=== SET TASK ===
Filter this material down to the lines that hold "Camshaft", copying each one.

Dataset entries
#####
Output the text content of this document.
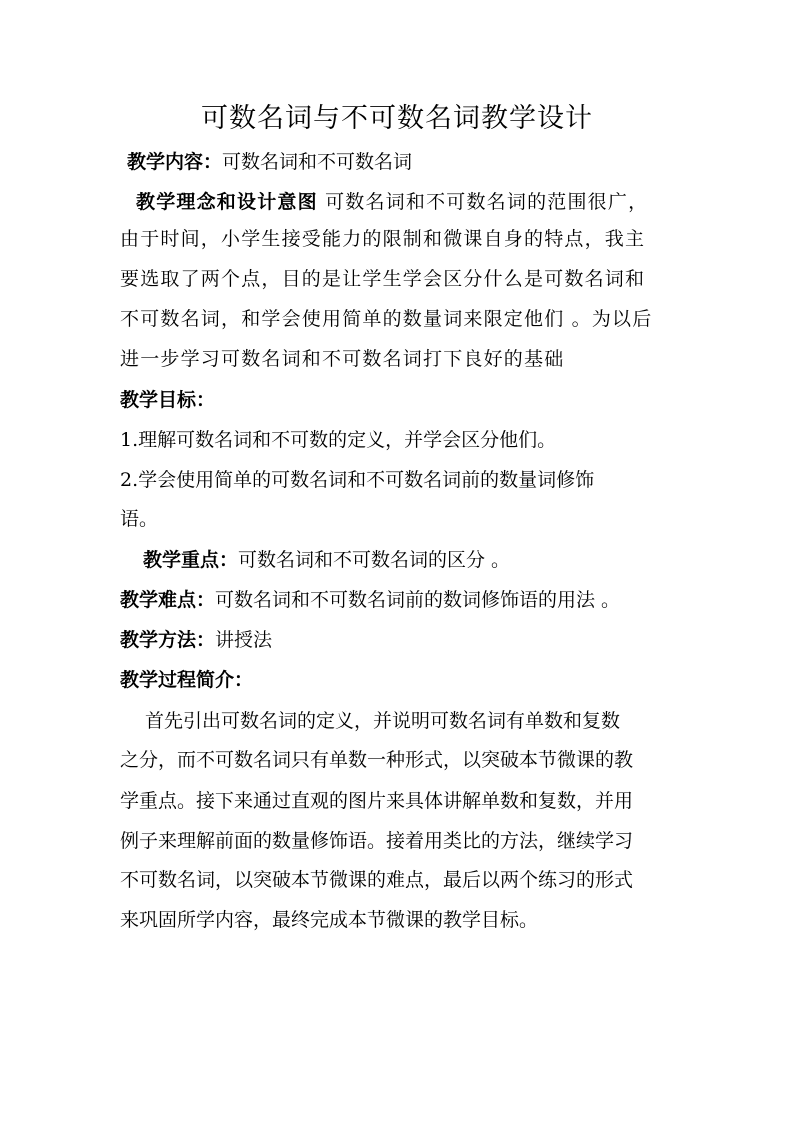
可数名词与不可数名词教学设计
教学内容：可数名词和不可数名词
教学理念和设计意图 可数名词和不可数名词的范围很广，
由于时间，小学生接受能力的限制和微课自身的特点，我主
要选取了两个点，目的是让学生学会区分什么是可数名词和
不可数名词，和学会使用简单的数量词来限定他们 。为以后
进一步学习可数名词和不可数名词打下良好的基础
教学目标：
1.理解可数名词和不可数的定义，并学会区分他们。
2.学会使用简单的可数名词和不可数名词前的数量词修饰
语。
教学重点：可数名词和不可数名词的区分 。
教学难点：可数名词和不可数名词前的数词修饰语的用法 。
教学方法：讲授法
教学过程简介：
首先引出可数名词的定义，并说明可数名词有单数和复数
之分，而不可数名词只有单数一种形式，以突破本节微课的教
学重点。接下来通过直观的图片来具体讲解单数和复数，并用
例子来理解前面的数量修饰语。接着用类比的方法，继续学习
不可数名词，以突破本节微课的难点，最后以两个练习的形式
来巩固所学内容，最终完成本节微课的教学目标。
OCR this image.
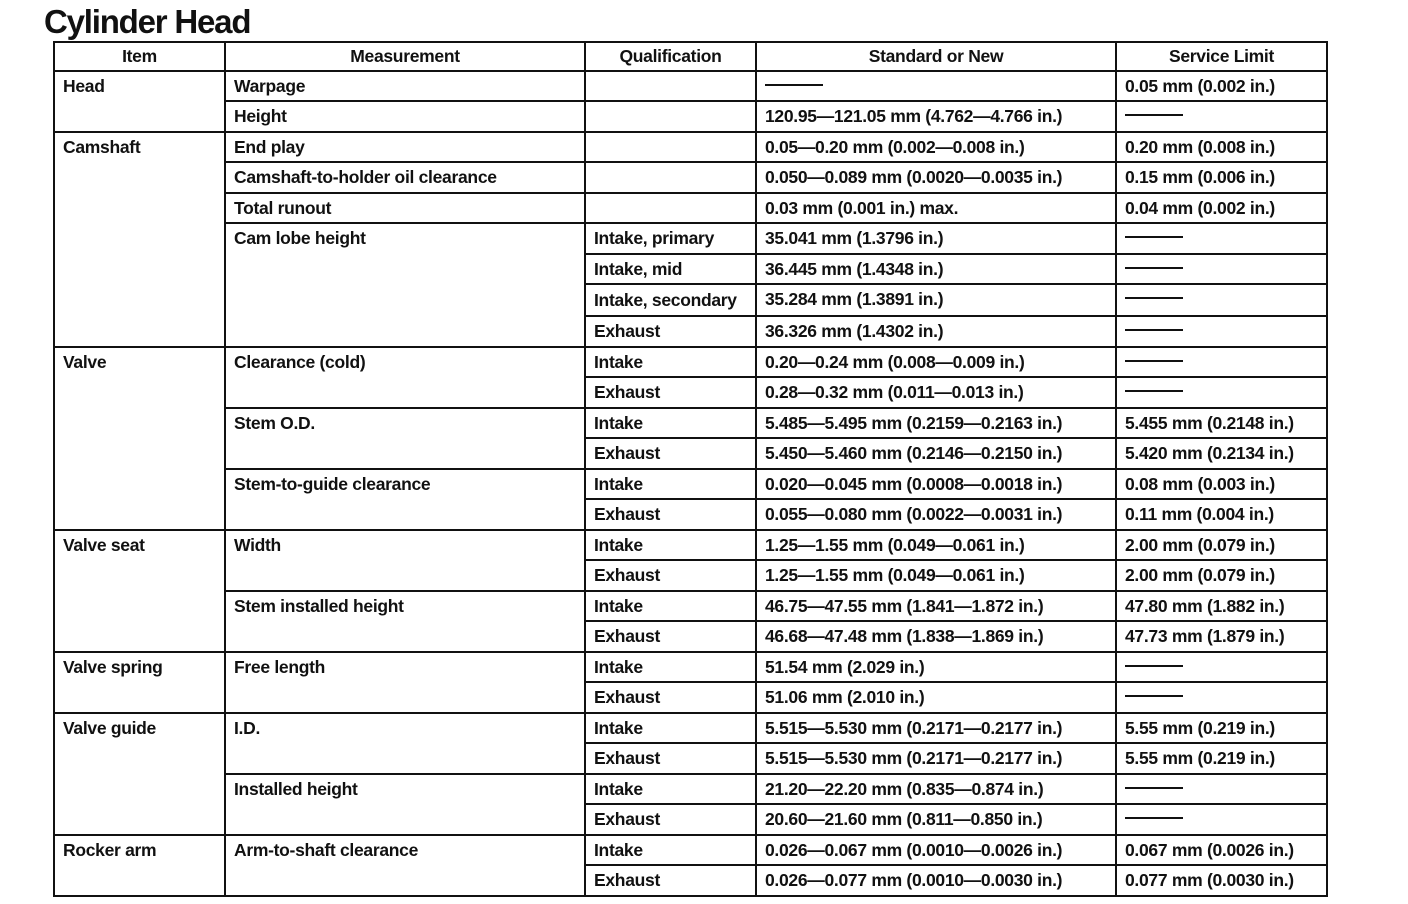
Cylinder Head
Item	Measurement	Qualification	Standard or New	Service Limit
Head	Warpage			0.05 mm (0.002 in.)
	Height		120.95—121.05 mm (4.762—4.766 in.)	
Camshaft	End play		0.05—0.20 mm (0.002—0.008 in.)	0.20 mm (0.008 in.)
	Camshaft-to-holder oil clearance		0.050—0.089 mm (0.0020—0.0035 in.)	0.15 mm (0.006 in.)
	Total runout		0.03 mm (0.001 in.) max.	0.04 mm (0.002 in.)
	Cam lobe height	Intake, primary	35.041 mm (1.3796 in.)	
		Intake, mid	36.445 mm (1.4348 in.)	
		Intake, secondary	35.284 mm (1.3891 in.)	
		Exhaust	36.326 mm (1.4302 in.)	
Valve	Clearance (cold)	Intake	0.20—0.24 mm (0.008—0.009 in.)	
		Exhaust	0.28—0.32 mm (0.011—0.013 in.)	
	Stem O.D.	Intake	5.485—5.495 mm (0.2159—0.2163 in.)	5.455 mm (0.2148 in.)
		Exhaust	5.450—5.460 mm (0.2146—0.2150 in.)	5.420 mm (0.2134 in.)
	Stem-to-guide clearance	Intake	0.020—0.045 mm (0.0008—0.0018 in.)	0.08 mm (0.003 in.)
		Exhaust	0.055—0.080 mm (0.0022—0.0031 in.)	0.11 mm (0.004 in.)
Valve seat	Width	Intake	1.25—1.55 mm (0.049—0.061 in.)	2.00 mm (0.079 in.)
		Exhaust	1.25—1.55 mm (0.049—0.061 in.)	2.00 mm (0.079 in.)
	Stem installed height	Intake	46.75—47.55 mm (1.841—1.872 in.)	47.80 mm (1.882 in.)
		Exhaust	46.68—47.48 mm (1.838—1.869 in.)	47.73 mm (1.879 in.)
Valve spring	Free length	Intake	51.54 mm (2.029 in.)	
		Exhaust	51.06 mm (2.010 in.)	
Valve guide	I.D.	Intake	5.515—5.530 mm (0.2171—0.2177 in.)	5.55 mm (0.219 in.)
		Exhaust	5.515—5.530 mm (0.2171—0.2177 in.)	5.55 mm (0.219 in.)
	Installed height	Intake	21.20—22.20 mm (0.835—0.874 in.)	
		Exhaust	20.60—21.60 mm (0.811—0.850 in.)	
Rocker arm	Arm-to-shaft clearance	Intake	0.026—0.067 mm (0.0010—0.0026 in.)	0.067 mm (0.0026 in.)
		Exhaust	0.026—0.077 mm (0.0010—0.0030 in.)	0.077 mm (0.0030 in.)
#####
=== CORRECT RESPONSE ===
Camshaft	End play		0.05—0.20 mm (0.002—0.008 in.)	0.20 mm (0.008 in.)
	Camshaft-to-holder oil clearance		0.050—0.089 mm (0.0020—0.0035 in.)	0.15 mm (0.006 in.)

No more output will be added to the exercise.